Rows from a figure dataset
================
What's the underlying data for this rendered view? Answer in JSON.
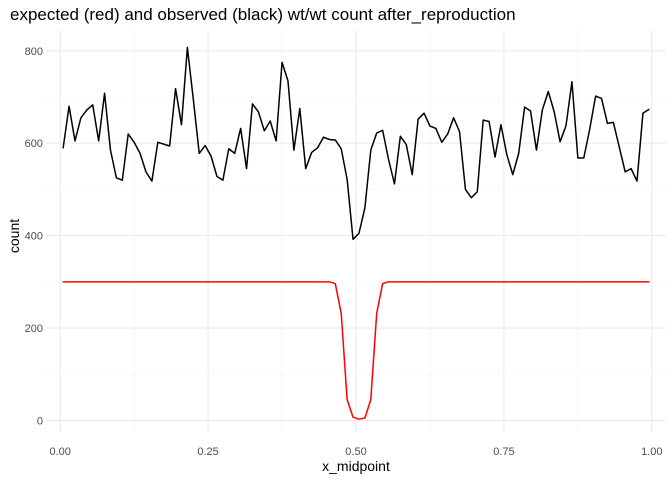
{
  "chart_data": {
    "type": "line",
    "title": "expected (red) and observed (black) wt/wt count after_reproduction",
    "xlabel": "x_midpoint",
    "ylabel": "count",
    "xlim": [
      -0.024,
      1.024
    ],
    "ylim": [
      -25,
      845
    ],
    "x_ticks": [
      0.0,
      0.25,
      0.5,
      0.75,
      1.0
    ],
    "x_tick_labels": [
      "0.00",
      "0.25",
      "0.50",
      "0.75",
      "1.00"
    ],
    "y_ticks": [
      0,
      200,
      400,
      600,
      800
    ],
    "y_tick_labels": [
      "0",
      "200",
      "400",
      "600",
      "800"
    ],
    "grid": true,
    "x": [
      0.005,
      0.015,
      0.025,
      0.035,
      0.045,
      0.055,
      0.065,
      0.075,
      0.085,
      0.095,
      0.105,
      0.115,
      0.125,
      0.135,
      0.145,
      0.155,
      0.165,
      0.175,
      0.185,
      0.195,
      0.205,
      0.215,
      0.225,
      0.235,
      0.245,
      0.255,
      0.265,
      0.275,
      0.285,
      0.295,
      0.305,
      0.315,
      0.325,
      0.335,
      0.345,
      0.355,
      0.365,
      0.375,
      0.385,
      0.395,
      0.405,
      0.415,
      0.425,
      0.435,
      0.445,
      0.455,
      0.465,
      0.475,
      0.485,
      0.495,
      0.505,
      0.515,
      0.525,
      0.535,
      0.545,
      0.555,
      0.565,
      0.575,
      0.585,
      0.595,
      0.605,
      0.615,
      0.625,
      0.635,
      0.645,
      0.655,
      0.665,
      0.675,
      0.685,
      0.695,
      0.705,
      0.715,
      0.725,
      0.735,
      0.745,
      0.755,
      0.765,
      0.775,
      0.785,
      0.795,
      0.805,
      0.815,
      0.825,
      0.835,
      0.845,
      0.855,
      0.865,
      0.875,
      0.885,
      0.895,
      0.905,
      0.915,
      0.925,
      0.935,
      0.945,
      0.955,
      0.965,
      0.975,
      0.985,
      0.995
    ],
    "series": [
      {
        "name": "observed",
        "color": "#000000",
        "values": [
          590,
          680,
          605,
          655,
          672,
          683,
          605,
          708,
          585,
          525,
          520,
          620,
          602,
          578,
          538,
          518,
          602,
          598,
          594,
          718,
          640,
          807,
          695,
          578,
          595,
          572,
          528,
          520,
          588,
          578,
          632,
          545,
          685,
          668,
          627,
          648,
          605,
          775,
          735,
          585,
          675,
          545,
          580,
          590,
          613,
          608,
          607,
          588,
          522,
          392,
          405,
          460,
          585,
          622,
          628,
          565,
          512,
          615,
          597,
          532,
          652,
          665,
          637,
          632,
          602,
          620,
          655,
          625,
          500,
          482,
          495,
          650,
          647,
          570,
          640,
          575,
          532,
          578,
          678,
          670,
          585,
          672,
          712,
          668,
          603,
          638,
          733,
          568,
          568,
          630,
          702,
          697,
          643,
          645,
          592,
          538,
          545,
          518,
          665,
          673
        ]
      },
      {
        "name": "expected",
        "color": "#ff0000",
        "values": [
          300,
          300,
          300,
          300,
          300,
          300,
          300,
          300,
          300,
          300,
          300,
          300,
          300,
          300,
          300,
          300,
          300,
          300,
          300,
          300,
          300,
          300,
          300,
          300,
          300,
          300,
          300,
          300,
          300,
          300,
          300,
          300,
          300,
          300,
          300,
          300,
          300,
          300,
          300,
          300,
          300,
          300,
          300,
          300,
          300,
          300,
          296,
          232,
          45,
          7,
          3,
          5,
          45,
          232,
          296,
          300,
          300,
          300,
          300,
          300,
          300,
          300,
          300,
          300,
          300,
          300,
          300,
          300,
          300,
          300,
          300,
          300,
          300,
          300,
          300,
          300,
          300,
          300,
          300,
          300,
          300,
          300,
          300,
          300,
          300,
          300,
          300,
          300,
          300,
          300,
          300,
          300,
          300,
          300,
          300,
          300,
          300,
          300,
          300,
          300
        ]
      }
    ]
  }
}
================
■ **EXERCISE DIRECTIONS**
Using the listing above, pick out each line that contains the word "expected", then copy it.

■ **ANSWER IN FULL**
    "title": "expected (red) and observed (black) wt/wt count after_reproduction",
        "name": "expected",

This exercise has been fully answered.